**Aim**
Copy out each line of the data that holds the word "internetowej".
Begin Supplied records
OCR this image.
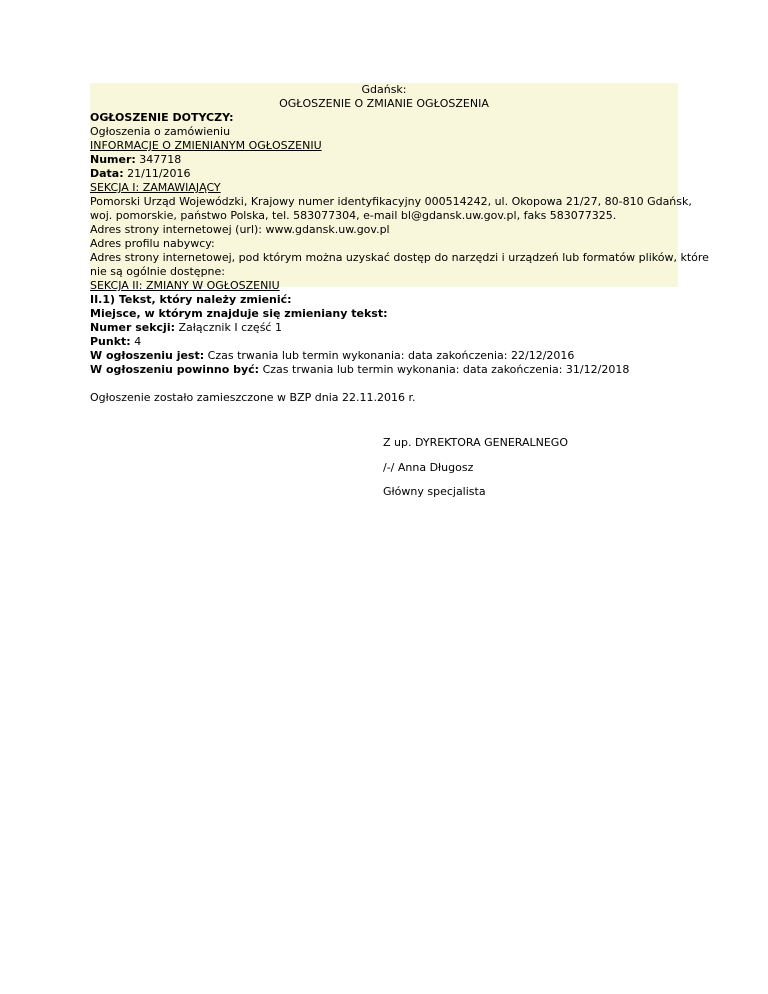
Gdańsk:
OGŁOSZENIE O ZMIANIE OGŁOSZENIA
OGŁOSZENIE DOTYCZY:
Ogłoszenia o zamówieniu
INFORMACJE O ZMIENIANYM OGŁOSZENIU
Numer: 347718
Data: 21/11/2016
SEKCJA I: ZAMAWIAJĄCY
Pomorski Urząd Wojewódzki, Krajowy numer identyfikacyjny 000514242, ul. Okopowa 21/27, 80-810 Gdańsk,
woj. pomorskie, państwo Polska, tel. 583077304, e-mail bl@gdansk.uw.gov.pl, faks 583077325.
Adres strony internetowej (url): www.gdansk.uw.gov.pl
Adres profilu nabywcy:
Adres strony internetowej, pod którym można uzyskać dostęp do narzędzi i urządzeń lub formatów plików, które
nie są ogólnie dostępne:
SEKCJA II: ZMIANY W OGŁOSZENIU
II.1) Tekst, który należy zmienić:
Miejsce, w którym znajduje się zmieniany tekst:
Numer sekcji: Załącznik I część 1
Punkt: 4
W ogłoszeniu jest: Czas trwania lub termin wykonania: data zakończenia: 22/12/2016
W ogłoszeniu powinno być: Czas trwania lub termin wykonania: data zakończenia: 31/12/2018
Ogłoszenie zostało zamieszczone w BZP dnia 22.11.2016 r.
Z up. DYREKTORA GENERALNEGO
/-/ Anna Długosz
Główny specjalista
End Supplied records
**Answer for the task**
Adres strony internetowej (url): www.gdansk.uw.gov.pl
Adres strony internetowej, pod którym można uzyskać dostęp do narzędzi i urządzeń lub formatów plików, które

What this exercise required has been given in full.